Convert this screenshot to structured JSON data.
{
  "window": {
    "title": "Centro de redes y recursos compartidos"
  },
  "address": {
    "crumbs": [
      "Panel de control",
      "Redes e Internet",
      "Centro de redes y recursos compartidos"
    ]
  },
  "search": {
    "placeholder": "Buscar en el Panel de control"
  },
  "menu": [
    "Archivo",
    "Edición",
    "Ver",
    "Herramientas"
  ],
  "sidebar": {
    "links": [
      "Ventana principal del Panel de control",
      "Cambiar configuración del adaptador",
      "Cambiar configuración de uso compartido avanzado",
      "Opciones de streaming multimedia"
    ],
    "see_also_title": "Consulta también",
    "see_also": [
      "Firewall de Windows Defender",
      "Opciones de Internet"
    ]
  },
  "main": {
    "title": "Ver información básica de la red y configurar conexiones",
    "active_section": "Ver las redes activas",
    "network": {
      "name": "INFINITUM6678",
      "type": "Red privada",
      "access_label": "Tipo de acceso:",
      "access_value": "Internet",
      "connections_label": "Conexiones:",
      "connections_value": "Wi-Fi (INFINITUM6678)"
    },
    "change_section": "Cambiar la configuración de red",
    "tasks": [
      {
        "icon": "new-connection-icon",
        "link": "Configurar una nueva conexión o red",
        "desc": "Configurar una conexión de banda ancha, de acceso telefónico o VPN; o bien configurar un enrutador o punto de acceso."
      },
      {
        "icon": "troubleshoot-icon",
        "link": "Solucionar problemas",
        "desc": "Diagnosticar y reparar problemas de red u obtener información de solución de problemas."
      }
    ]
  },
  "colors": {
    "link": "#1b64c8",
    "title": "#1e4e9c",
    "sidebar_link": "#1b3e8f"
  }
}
------------------------------------
**Set task**
From the data above, show each line that contains "Opciones".

**Reply**
      "Opciones de streaming multimedia"
      "Opciones de Internet"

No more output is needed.